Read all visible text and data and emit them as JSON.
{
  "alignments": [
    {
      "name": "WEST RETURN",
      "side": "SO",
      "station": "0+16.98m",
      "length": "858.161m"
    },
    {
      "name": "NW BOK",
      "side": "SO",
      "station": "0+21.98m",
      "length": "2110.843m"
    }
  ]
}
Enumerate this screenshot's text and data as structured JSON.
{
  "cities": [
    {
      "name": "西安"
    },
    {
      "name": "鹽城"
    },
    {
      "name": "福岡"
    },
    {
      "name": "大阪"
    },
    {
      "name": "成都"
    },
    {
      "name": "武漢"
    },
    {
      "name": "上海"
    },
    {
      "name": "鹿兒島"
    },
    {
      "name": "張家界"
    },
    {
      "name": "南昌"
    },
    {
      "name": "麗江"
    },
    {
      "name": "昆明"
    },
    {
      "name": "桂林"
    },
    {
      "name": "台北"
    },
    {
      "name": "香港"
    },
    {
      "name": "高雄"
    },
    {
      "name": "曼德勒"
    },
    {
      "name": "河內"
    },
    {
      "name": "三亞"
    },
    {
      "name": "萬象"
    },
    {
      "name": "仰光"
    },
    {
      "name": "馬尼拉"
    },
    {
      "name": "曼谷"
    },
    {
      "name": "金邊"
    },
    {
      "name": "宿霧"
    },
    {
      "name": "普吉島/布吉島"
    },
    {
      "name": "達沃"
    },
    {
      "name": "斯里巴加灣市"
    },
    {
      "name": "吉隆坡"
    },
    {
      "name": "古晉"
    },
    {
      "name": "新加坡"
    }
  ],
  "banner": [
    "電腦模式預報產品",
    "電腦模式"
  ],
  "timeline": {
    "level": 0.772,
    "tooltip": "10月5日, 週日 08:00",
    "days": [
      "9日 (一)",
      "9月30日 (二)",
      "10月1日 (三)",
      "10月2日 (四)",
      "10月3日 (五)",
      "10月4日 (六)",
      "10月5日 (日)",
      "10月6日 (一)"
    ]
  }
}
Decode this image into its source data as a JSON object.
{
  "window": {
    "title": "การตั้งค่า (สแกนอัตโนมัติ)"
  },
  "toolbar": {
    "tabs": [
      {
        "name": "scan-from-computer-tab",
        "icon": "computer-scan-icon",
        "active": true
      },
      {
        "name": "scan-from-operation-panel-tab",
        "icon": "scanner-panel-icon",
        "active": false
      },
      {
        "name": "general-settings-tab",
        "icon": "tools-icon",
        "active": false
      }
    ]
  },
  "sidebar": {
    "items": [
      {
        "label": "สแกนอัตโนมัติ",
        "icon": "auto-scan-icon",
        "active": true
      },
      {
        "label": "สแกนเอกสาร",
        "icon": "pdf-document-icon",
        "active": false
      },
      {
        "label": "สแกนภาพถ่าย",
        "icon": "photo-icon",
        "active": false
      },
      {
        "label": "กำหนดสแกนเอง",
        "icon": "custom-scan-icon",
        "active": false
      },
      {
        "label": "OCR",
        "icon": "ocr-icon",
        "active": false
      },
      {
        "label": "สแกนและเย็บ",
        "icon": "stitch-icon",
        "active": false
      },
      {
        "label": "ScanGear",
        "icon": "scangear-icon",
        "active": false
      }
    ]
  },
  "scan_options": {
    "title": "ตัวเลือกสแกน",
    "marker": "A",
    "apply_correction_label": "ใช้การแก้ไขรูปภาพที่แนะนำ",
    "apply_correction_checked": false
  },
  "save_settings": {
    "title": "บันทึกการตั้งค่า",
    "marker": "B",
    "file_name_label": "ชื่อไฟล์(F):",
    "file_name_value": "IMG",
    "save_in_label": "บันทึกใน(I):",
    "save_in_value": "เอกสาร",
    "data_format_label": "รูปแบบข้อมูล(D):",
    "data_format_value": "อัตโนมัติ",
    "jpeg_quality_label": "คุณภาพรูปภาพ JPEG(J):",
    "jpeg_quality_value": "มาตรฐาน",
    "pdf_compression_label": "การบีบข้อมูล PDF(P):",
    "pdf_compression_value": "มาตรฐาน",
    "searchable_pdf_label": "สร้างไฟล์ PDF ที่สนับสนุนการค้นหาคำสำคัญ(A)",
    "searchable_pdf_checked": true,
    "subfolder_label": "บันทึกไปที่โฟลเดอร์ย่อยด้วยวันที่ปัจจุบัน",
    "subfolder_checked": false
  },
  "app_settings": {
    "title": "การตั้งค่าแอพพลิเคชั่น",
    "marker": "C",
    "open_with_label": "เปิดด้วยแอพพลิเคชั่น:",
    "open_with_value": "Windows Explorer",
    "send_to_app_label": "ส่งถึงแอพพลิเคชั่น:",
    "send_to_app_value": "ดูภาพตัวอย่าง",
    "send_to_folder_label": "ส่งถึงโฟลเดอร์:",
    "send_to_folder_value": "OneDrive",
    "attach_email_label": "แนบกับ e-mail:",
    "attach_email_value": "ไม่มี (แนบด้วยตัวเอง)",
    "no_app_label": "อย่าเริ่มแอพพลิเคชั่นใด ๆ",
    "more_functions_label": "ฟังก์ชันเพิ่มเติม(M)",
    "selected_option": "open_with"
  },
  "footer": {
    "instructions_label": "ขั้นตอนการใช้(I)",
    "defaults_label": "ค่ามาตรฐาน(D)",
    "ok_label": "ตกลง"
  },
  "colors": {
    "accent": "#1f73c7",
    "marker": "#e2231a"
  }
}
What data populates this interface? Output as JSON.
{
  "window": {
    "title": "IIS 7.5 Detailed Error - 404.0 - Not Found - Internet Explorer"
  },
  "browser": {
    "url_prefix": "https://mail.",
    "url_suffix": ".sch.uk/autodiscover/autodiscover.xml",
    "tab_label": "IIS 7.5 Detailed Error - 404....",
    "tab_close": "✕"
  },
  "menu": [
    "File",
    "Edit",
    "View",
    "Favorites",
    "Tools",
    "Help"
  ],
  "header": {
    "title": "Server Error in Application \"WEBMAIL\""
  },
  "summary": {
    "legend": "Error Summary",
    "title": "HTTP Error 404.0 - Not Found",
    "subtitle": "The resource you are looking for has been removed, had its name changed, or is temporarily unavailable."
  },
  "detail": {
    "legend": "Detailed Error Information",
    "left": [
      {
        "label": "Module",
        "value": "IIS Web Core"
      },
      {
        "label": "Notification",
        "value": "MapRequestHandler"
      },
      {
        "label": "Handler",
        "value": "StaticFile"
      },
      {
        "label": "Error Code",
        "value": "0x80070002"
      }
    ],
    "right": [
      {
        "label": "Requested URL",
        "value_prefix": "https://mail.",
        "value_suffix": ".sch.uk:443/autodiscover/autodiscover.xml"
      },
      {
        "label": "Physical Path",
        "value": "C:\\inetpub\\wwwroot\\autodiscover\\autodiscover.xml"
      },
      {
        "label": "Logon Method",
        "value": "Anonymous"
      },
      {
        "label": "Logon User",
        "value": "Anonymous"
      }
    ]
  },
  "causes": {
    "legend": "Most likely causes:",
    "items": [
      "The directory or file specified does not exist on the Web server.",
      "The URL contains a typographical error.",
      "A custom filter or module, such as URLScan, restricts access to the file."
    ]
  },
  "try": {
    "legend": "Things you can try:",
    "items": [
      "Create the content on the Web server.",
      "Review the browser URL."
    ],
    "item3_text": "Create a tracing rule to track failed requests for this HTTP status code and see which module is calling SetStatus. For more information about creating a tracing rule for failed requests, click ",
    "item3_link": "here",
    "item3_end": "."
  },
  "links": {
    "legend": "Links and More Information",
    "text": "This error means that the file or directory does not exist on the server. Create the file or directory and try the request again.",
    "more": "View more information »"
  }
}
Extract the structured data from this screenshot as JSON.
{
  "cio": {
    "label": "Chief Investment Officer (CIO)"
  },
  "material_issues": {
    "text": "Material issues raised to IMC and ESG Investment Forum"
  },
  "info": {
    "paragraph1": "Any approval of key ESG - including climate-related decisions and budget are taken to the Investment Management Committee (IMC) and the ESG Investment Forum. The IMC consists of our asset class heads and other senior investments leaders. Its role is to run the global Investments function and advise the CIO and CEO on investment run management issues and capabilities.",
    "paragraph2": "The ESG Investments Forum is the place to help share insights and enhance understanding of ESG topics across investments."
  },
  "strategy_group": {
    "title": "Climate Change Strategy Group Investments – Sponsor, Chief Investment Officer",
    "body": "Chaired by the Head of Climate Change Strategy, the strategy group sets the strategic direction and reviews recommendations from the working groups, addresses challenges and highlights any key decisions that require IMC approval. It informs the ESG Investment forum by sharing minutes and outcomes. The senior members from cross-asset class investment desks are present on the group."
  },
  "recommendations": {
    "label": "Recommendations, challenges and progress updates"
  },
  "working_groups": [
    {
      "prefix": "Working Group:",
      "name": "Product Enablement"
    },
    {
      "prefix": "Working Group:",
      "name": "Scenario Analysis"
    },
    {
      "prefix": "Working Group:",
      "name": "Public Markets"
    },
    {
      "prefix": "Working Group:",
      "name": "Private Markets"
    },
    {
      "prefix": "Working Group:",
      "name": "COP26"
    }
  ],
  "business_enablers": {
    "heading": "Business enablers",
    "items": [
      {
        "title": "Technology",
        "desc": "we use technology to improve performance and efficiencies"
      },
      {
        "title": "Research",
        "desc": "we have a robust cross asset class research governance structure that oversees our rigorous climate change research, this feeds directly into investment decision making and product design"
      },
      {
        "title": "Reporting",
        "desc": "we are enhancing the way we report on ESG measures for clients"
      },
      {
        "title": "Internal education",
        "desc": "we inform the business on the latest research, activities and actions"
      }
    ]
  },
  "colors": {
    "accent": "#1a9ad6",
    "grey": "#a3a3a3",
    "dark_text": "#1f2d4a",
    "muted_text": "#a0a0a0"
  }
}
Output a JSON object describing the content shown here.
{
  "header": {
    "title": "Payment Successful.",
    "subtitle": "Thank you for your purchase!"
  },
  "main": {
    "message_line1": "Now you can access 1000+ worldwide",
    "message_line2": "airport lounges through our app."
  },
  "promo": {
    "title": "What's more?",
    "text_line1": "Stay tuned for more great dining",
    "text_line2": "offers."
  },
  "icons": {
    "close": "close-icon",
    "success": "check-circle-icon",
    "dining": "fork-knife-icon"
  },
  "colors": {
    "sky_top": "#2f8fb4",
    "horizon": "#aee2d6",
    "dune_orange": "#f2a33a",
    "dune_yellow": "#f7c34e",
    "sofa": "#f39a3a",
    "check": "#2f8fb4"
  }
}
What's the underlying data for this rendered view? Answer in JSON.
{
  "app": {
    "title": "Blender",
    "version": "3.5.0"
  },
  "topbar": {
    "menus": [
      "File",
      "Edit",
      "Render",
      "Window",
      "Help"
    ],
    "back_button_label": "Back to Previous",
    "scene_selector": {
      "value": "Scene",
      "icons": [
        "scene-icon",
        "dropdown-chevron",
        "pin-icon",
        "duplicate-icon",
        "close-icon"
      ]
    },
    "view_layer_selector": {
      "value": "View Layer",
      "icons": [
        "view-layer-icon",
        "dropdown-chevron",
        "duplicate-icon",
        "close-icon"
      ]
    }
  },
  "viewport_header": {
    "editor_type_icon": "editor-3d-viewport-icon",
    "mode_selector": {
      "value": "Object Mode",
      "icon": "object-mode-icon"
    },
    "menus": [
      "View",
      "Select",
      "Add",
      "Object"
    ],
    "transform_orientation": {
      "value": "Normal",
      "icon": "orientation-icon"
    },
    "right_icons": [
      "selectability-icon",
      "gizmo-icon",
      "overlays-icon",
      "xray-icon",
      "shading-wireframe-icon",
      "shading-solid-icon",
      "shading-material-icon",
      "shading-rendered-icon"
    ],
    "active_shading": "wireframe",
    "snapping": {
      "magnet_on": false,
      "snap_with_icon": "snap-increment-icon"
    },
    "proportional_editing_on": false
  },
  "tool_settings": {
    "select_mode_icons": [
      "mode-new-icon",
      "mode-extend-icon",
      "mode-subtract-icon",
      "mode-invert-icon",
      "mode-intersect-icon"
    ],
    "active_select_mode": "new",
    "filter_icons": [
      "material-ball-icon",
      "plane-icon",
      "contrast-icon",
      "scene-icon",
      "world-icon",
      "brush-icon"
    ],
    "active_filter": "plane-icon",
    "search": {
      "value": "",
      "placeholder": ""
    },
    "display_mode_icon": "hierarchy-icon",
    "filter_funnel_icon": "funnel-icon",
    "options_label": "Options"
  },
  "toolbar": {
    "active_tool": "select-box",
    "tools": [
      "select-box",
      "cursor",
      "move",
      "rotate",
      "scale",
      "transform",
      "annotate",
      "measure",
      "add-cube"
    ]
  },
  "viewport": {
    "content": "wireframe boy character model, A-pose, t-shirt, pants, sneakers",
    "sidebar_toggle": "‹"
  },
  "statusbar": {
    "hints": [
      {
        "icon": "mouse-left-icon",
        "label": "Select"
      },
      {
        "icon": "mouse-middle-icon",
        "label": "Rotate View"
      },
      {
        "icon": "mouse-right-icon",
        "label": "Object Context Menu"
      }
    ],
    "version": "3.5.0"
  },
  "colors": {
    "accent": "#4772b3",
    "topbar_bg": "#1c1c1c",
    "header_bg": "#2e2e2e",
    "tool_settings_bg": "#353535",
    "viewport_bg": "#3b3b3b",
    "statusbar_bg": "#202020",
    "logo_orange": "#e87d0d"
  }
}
..........
◆ **Set task**
In the entries above, identify every line with the string "challenges".

◆ **Result of the exercise**
    "body": "Chaired by the Head of Climate Change Strategy, the strategy group sets the strategic direction and reviews recommendations from the working groups, addresses challenges and highlights any key decisions that require IMC approval. It informs the ESG Investment forum by sharing minutes and outcomes. The senior members from cross-asset class investment desks are present on the group."
    "label": "Recommendations, challenges and progress updates"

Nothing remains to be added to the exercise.